** Begin Entries **

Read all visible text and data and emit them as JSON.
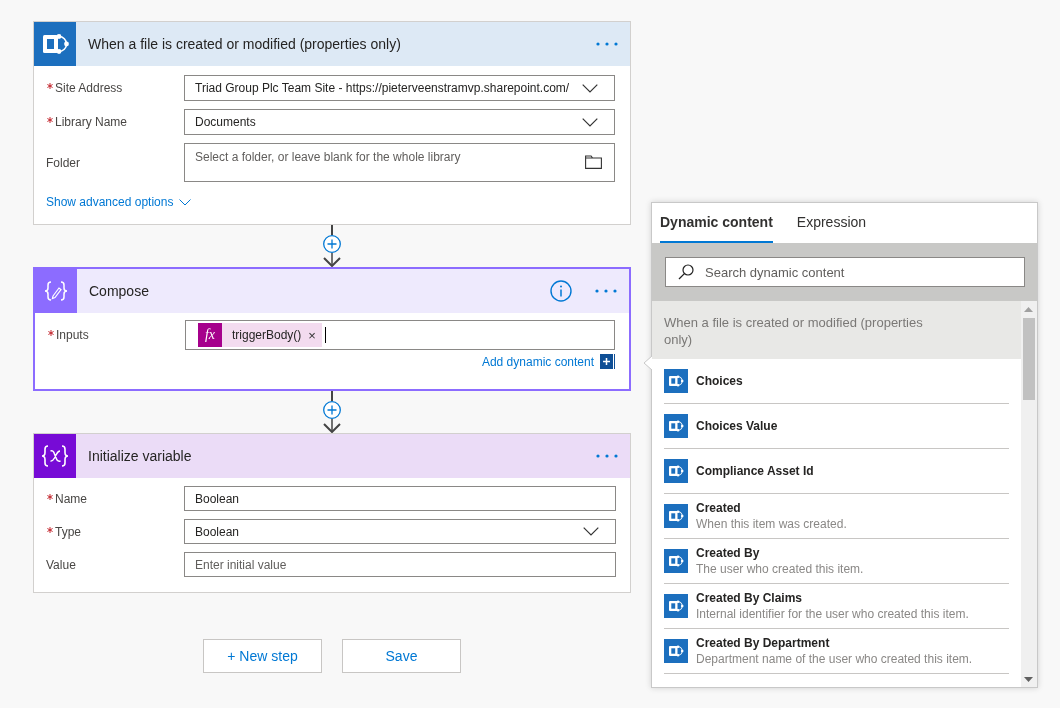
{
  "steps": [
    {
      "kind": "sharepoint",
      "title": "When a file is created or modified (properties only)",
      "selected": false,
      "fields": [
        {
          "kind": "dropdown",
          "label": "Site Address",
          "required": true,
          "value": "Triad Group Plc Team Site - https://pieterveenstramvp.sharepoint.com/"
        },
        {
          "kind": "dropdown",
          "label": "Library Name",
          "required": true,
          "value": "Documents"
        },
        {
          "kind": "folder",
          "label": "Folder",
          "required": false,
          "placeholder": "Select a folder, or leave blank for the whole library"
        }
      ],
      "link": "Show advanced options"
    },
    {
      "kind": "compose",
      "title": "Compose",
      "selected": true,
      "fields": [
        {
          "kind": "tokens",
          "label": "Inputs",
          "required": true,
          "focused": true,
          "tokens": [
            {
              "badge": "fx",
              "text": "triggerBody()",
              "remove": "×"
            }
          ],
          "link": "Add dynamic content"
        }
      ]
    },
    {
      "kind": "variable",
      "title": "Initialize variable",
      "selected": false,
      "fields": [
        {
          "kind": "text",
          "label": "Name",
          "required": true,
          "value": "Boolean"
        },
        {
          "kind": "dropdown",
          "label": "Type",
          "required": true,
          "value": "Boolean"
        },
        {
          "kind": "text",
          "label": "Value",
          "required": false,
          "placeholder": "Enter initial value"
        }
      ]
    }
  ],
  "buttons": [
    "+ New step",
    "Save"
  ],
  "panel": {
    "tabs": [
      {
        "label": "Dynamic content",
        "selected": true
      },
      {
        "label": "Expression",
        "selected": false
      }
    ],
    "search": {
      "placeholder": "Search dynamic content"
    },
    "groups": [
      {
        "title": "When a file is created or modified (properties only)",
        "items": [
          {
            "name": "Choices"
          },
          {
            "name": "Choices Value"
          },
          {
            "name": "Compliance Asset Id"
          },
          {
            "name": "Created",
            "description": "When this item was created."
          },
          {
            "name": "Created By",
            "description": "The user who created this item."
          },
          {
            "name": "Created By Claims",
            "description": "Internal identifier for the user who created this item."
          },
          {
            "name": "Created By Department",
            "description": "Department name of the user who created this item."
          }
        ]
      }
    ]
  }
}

** End Entries **
** Begin Entries **

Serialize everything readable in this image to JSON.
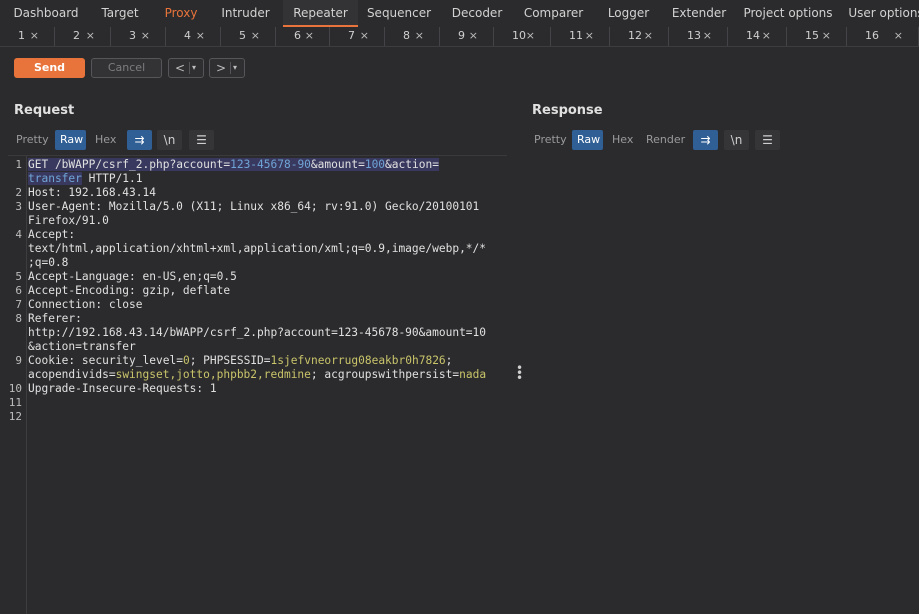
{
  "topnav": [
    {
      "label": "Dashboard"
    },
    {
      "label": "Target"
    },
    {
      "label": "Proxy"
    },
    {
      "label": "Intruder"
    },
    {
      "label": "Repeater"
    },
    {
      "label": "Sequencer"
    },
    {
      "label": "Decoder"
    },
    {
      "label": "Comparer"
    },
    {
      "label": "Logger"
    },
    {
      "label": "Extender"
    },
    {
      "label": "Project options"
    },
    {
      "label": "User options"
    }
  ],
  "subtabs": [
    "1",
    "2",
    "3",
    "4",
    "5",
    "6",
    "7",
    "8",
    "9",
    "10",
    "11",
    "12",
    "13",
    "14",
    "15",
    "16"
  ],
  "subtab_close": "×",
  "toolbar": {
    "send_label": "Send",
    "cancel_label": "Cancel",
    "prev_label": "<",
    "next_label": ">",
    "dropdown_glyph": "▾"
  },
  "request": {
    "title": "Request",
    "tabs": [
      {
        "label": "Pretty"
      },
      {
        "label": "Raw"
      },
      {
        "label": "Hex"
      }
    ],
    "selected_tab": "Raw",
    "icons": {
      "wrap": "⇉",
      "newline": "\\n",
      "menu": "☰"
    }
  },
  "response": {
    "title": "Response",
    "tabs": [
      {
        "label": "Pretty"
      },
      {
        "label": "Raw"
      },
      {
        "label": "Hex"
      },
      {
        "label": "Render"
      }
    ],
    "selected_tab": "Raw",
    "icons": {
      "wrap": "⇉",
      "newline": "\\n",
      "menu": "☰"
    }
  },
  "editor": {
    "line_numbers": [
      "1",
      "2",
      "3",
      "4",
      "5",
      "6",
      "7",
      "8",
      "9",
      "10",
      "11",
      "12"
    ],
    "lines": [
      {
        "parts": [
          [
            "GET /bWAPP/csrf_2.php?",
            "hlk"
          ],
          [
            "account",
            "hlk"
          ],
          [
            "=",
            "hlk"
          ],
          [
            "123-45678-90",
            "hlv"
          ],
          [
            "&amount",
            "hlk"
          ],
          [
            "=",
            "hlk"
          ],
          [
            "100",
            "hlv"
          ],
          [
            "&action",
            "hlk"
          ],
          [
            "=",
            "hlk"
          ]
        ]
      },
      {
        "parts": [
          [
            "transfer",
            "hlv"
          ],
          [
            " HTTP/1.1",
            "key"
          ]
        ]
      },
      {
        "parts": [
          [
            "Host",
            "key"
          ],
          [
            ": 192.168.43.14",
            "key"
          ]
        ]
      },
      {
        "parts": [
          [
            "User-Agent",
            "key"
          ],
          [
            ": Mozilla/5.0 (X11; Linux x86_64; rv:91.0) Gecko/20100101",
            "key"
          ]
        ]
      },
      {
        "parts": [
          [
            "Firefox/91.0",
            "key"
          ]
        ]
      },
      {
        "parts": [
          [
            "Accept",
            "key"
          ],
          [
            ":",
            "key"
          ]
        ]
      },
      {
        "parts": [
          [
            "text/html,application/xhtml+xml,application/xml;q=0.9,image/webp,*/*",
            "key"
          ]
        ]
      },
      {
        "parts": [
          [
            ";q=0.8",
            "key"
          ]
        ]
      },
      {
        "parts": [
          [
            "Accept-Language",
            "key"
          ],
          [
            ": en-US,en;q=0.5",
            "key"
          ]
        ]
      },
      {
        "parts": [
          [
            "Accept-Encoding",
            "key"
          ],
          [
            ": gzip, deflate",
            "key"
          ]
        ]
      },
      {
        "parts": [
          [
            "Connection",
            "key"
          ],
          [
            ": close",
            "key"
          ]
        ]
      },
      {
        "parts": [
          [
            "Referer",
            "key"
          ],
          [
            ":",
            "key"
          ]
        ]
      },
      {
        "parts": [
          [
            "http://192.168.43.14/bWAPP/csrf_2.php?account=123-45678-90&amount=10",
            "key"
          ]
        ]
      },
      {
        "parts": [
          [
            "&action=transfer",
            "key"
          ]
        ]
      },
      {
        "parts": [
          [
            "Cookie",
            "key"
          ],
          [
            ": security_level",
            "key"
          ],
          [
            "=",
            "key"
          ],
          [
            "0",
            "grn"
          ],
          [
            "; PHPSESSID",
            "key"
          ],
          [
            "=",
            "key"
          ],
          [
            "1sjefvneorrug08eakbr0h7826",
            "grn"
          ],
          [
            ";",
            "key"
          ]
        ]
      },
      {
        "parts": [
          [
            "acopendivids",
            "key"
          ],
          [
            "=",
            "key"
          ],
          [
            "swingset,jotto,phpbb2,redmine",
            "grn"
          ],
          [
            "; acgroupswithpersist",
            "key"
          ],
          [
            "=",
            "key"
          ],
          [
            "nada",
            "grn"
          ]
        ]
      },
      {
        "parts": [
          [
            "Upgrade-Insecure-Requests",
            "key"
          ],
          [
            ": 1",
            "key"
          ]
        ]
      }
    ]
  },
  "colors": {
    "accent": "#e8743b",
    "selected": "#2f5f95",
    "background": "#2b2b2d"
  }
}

** End Entries **

Your objective :: Your answer should be a single number: how many lines in the data above include "content"?

Task result :: 3